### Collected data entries
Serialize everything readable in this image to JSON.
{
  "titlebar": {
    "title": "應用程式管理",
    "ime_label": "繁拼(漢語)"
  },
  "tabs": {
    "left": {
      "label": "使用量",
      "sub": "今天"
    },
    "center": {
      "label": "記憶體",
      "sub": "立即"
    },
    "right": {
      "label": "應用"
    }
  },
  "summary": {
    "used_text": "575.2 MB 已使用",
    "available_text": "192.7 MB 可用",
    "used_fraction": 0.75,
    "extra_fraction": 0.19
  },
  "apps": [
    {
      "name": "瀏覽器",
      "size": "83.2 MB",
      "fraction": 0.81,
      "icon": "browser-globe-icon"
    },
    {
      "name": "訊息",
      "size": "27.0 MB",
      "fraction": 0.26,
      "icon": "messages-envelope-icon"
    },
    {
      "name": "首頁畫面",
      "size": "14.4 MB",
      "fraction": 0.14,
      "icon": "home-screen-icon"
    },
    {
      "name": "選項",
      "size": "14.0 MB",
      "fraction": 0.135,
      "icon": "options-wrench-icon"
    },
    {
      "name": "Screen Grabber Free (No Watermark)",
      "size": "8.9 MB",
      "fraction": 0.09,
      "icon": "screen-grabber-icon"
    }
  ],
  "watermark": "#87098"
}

### GIVEN TASK
Without omitting anything, output the entries exactly.

### FULL OUTPUT
Serialize everything readable in this image to JSON.
{
  "titlebar": {
    "title": "應用程式管理",
    "ime_label": "繁拼(漢語)"
  },
  "tabs": {
    "left": {
      "label": "使用量",
      "sub": "今天"
    },
    "center": {
      "label": "記憶體",
      "sub": "立即"
    },
    "right": {
      "label": "應用"
    }
  },
  "summary": {
    "used_text": "575.2 MB 已使用",
    "available_text": "192.7 MB 可用",
    "used_fraction": 0.75,
    "extra_fraction": 0.19
  },
  "apps": [
    {
      "name": "瀏覽器",
      "size": "83.2 MB",
      "fraction": 0.81,
      "icon": "browser-globe-icon"
    },
    {
      "name": "訊息",
      "size": "27.0 MB",
      "fraction": 0.26,
      "icon": "messages-envelope-icon"
    },
    {
      "name": "首頁畫面",
      "size": "14.4 MB",
      "fraction": 0.14,
      "icon": "home-screen-icon"
    },
    {
      "name": "選項",
      "size": "14.0 MB",
      "fraction": 0.135,
      "icon": "options-wrench-icon"
    },
    {
      "name": "Screen Grabber Free (No Watermark)",
      "size": "8.9 MB",
      "fraction": 0.09,
      "icon": "screen-grabber-icon"
    }
  ],
  "watermark": "#87098"
}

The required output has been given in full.